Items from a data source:
* * * * *
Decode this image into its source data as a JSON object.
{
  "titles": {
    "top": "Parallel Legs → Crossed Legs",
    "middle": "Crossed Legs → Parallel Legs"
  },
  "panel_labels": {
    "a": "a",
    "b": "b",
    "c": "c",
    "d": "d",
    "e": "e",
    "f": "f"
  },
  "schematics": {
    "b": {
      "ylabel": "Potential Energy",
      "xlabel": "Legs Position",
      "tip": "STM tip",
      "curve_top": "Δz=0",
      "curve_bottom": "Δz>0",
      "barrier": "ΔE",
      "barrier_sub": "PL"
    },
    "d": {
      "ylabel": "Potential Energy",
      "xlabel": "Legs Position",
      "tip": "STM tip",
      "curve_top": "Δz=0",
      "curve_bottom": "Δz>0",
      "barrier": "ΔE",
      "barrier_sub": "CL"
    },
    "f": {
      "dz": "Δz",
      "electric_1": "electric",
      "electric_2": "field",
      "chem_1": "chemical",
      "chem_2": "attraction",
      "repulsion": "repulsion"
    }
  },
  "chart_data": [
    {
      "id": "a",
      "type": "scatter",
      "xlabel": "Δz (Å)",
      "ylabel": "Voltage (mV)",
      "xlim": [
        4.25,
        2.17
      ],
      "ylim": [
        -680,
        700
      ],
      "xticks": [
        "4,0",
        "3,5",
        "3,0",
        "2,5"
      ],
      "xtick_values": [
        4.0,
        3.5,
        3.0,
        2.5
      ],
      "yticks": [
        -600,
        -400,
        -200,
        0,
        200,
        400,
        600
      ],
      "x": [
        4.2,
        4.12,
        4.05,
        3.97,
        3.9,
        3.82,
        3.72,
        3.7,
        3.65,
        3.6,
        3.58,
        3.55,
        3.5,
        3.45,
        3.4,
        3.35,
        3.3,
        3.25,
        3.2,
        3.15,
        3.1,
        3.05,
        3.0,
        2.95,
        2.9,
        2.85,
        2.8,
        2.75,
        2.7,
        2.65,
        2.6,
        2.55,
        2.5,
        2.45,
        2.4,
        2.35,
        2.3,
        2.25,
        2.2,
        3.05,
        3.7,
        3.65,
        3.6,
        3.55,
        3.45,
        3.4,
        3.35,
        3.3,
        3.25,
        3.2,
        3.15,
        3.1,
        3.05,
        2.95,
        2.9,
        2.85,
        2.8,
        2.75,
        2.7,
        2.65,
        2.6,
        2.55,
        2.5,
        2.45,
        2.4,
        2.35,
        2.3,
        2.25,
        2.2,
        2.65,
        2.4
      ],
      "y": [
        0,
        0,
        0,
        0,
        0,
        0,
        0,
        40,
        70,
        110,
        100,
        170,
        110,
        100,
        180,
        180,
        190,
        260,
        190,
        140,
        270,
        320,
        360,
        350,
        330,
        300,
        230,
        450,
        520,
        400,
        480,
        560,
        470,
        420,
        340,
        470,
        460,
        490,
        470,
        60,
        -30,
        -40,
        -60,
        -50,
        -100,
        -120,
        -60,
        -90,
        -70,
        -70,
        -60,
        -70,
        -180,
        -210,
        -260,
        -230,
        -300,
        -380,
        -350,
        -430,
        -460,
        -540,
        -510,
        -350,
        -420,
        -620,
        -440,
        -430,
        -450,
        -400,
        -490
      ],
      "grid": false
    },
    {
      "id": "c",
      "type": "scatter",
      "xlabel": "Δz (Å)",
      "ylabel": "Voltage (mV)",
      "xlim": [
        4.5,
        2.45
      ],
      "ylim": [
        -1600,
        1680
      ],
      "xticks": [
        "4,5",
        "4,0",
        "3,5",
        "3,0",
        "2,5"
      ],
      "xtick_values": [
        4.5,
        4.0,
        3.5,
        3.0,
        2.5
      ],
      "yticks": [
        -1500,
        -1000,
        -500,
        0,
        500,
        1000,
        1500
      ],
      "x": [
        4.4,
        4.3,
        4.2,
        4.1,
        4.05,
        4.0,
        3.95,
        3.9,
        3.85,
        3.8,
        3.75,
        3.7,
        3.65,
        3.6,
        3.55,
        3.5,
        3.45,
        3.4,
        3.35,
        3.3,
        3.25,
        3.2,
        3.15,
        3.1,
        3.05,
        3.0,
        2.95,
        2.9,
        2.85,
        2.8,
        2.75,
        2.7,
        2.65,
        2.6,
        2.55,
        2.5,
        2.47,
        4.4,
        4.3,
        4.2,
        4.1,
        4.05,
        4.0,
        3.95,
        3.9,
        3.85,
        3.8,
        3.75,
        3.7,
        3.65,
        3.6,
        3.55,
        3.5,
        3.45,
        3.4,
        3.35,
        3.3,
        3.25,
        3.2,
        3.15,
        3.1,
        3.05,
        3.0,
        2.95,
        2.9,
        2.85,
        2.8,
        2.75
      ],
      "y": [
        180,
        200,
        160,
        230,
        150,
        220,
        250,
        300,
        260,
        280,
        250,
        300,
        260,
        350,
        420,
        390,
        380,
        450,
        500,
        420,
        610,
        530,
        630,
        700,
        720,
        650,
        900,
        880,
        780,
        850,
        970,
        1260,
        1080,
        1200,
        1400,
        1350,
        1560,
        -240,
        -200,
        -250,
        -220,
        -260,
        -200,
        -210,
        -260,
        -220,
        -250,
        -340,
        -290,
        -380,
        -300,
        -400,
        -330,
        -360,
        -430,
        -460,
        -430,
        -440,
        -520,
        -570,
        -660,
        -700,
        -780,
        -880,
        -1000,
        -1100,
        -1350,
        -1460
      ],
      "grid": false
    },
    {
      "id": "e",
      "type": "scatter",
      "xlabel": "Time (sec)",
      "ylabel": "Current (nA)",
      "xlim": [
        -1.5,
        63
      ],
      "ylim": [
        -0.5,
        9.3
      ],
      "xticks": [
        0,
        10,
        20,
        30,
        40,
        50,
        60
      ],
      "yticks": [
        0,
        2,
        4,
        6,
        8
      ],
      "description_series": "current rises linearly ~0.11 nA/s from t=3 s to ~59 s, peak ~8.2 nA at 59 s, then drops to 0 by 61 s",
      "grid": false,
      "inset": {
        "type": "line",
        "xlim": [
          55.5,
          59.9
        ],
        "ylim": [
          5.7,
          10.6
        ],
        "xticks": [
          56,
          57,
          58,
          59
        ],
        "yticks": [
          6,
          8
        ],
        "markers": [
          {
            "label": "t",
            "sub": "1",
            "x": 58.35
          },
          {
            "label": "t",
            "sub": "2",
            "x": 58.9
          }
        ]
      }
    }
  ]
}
* * * * *
> _PROBLEM TO WORK ON_: Retype the listing exactly, in full.

> _OUTPUT OF THE TASK_:
Decode this image into its source data as a JSON object.
{
  "titles": {
    "top": "Parallel Legs → Crossed Legs",
    "middle": "Crossed Legs → Parallel Legs"
  },
  "panel_labels": {
    "a": "a",
    "b": "b",
    "c": "c",
    "d": "d",
    "e": "e",
    "f": "f"
  },
  "schematics": {
    "b": {
      "ylabel": "Potential Energy",
      "xlabel": "Legs Position",
      "tip": "STM tip",
      "curve_top": "Δz=0",
      "curve_bottom": "Δz>0",
      "barrier": "ΔE",
      "barrier_sub": "PL"
    },
    "d": {
      "ylabel": "Potential Energy",
      "xlabel": "Legs Position",
      "tip": "STM tip",
      "curve_top": "Δz=0",
      "curve_bottom": "Δz>0",
      "barrier": "ΔE",
      "barrier_sub": "CL"
    },
    "f": {
      "dz": "Δz",
      "electric_1": "electric",
      "electric_2": "field",
      "chem_1": "chemical",
      "chem_2": "attraction",
      "repulsion": "repulsion"
    }
  },
  "chart_data": [
    {
      "id": "a",
      "type": "scatter",
      "xlabel": "Δz (Å)",
      "ylabel": "Voltage (mV)",
      "xlim": [
        4.25,
        2.17
      ],
      "ylim": [
        -680,
        700
      ],
      "xticks": [
        "4,0",
        "3,5",
        "3,0",
        "2,5"
      ],
      "xtick_values": [
        4.0,
        3.5,
        3.0,
        2.5
      ],
      "yticks": [
        -600,
        -400,
        -200,
        0,
        200,
        400,
        600
      ],
      "x": [
        4.2,
        4.12,
        4.05,
        3.97,
        3.9,
        3.82,
        3.72,
        3.7,
        3.65,
        3.6,
        3.58,
        3.55,
        3.5,
        3.45,
        3.4,
        3.35,
        3.3,
        3.25,
        3.2,
        3.15,
        3.1,
        3.05,
        3.0,
        2.95,
        2.9,
        2.85,
        2.8,
        2.75,
        2.7,
        2.65,
        2.6,
        2.55,
        2.5,
        2.45,
        2.4,
        2.35,
        2.3,
        2.25,
        2.2,
        3.05,
        3.7,
        3.65,
        3.6,
        3.55,
        3.45,
        3.4,
        3.35,
        3.3,
        3.25,
        3.2,
        3.15,
        3.1,
        3.05,
        2.95,
        2.9,
        2.85,
        2.8,
        2.75,
        2.7,
        2.65,
        2.6,
        2.55,
        2.5,
        2.45,
        2.4,
        2.35,
        2.3,
        2.25,
        2.2,
        2.65,
        2.4
      ],
      "y": [
        0,
        0,
        0,
        0,
        0,
        0,
        0,
        40,
        70,
        110,
        100,
        170,
        110,
        100,
        180,
        180,
        190,
        260,
        190,
        140,
        270,
        320,
        360,
        350,
        330,
        300,
        230,
        450,
        520,
        400,
        480,
        560,
        470,
        420,
        340,
        470,
        460,
        490,
        470,
        60,
        -30,
        -40,
        -60,
        -50,
        -100,
        -120,
        -60,
        -90,
        -70,
        -70,
        -60,
        -70,
        -180,
        -210,
        -260,
        -230,
        -300,
        -380,
        -350,
        -430,
        -460,
        -540,
        -510,
        -350,
        -420,
        -620,
        -440,
        -430,
        -450,
        -400,
        -490
      ],
      "grid": false
    },
    {
      "id": "c",
      "type": "scatter",
      "xlabel": "Δz (Å)",
      "ylabel": "Voltage (mV)",
      "xlim": [
        4.5,
        2.45
      ],
      "ylim": [
        -1600,
        1680
      ],
      "xticks": [
        "4,5",
        "4,0",
        "3,5",
        "3,0",
        "2,5"
      ],
      "xtick_values": [
        4.5,
        4.0,
        3.5,
        3.0,
        2.5
      ],
      "yticks": [
        -1500,
        -1000,
        -500,
        0,
        500,
        1000,
        1500
      ],
      "x": [
        4.4,
        4.3,
        4.2,
        4.1,
        4.05,
        4.0,
        3.95,
        3.9,
        3.85,
        3.8,
        3.75,
        3.7,
        3.65,
        3.6,
        3.55,
        3.5,
        3.45,
        3.4,
        3.35,
        3.3,
        3.25,
        3.2,
        3.15,
        3.1,
        3.05,
        3.0,
        2.95,
        2.9,
        2.85,
        2.8,
        2.75,
        2.7,
        2.65,
        2.6,
        2.55,
        2.5,
        2.47,
        4.4,
        4.3,
        4.2,
        4.1,
        4.05,
        4.0,
        3.95,
        3.9,
        3.85,
        3.8,
        3.75,
        3.7,
        3.65,
        3.6,
        3.55,
        3.5,
        3.45,
        3.4,
        3.35,
        3.3,
        3.25,
        3.2,
        3.15,
        3.1,
        3.05,
        3.0,
        2.95,
        2.9,
        2.85,
        2.8,
        2.75
      ],
      "y": [
        180,
        200,
        160,
        230,
        150,
        220,
        250,
        300,
        260,
        280,
        250,
        300,
        260,
        350,
        420,
        390,
        380,
        450,
        500,
        420,
        610,
        530,
        630,
        700,
        720,
        650,
        900,
        880,
        780,
        850,
        970,
        1260,
        1080,
        1200,
        1400,
        1350,
        1560,
        -240,
        -200,
        -250,
        -220,
        -260,
        -200,
        -210,
        -260,
        -220,
        -250,
        -340,
        -290,
        -380,
        -300,
        -400,
        -330,
        -360,
        -430,
        -460,
        -430,
        -440,
        -520,
        -570,
        -660,
        -700,
        -780,
        -880,
        -1000,
        -1100,
        -1350,
        -1460
      ],
      "grid": false
    },
    {
      "id": "e",
      "type": "scatter",
      "xlabel": "Time (sec)",
      "ylabel": "Current (nA)",
      "xlim": [
        -1.5,
        63
      ],
      "ylim": [
        -0.5,
        9.3
      ],
      "xticks": [
        0,
        10,
        20,
        30,
        40,
        50,
        60
      ],
      "yticks": [
        0,
        2,
        4,
        6,
        8
      ],
      "description_series": "current rises linearly ~0.11 nA/s from t=3 s to ~59 s, peak ~8.2 nA at 59 s, then drops to 0 by 61 s",
      "grid": false,
      "inset": {
        "type": "line",
        "xlim": [
          55.5,
          59.9
        ],
        "ylim": [
          5.7,
          10.6
        ],
        "xticks": [
          56,
          57,
          58,
          59
        ],
        "yticks": [
          6,
          8
        ],
        "markers": [
          {
            "label": "t",
            "sub": "1",
            "x": 58.35
          },
          {
            "label": "t",
            "sub": "2",
            "x": 58.9
          }
        ]
      }
    }
  ]
}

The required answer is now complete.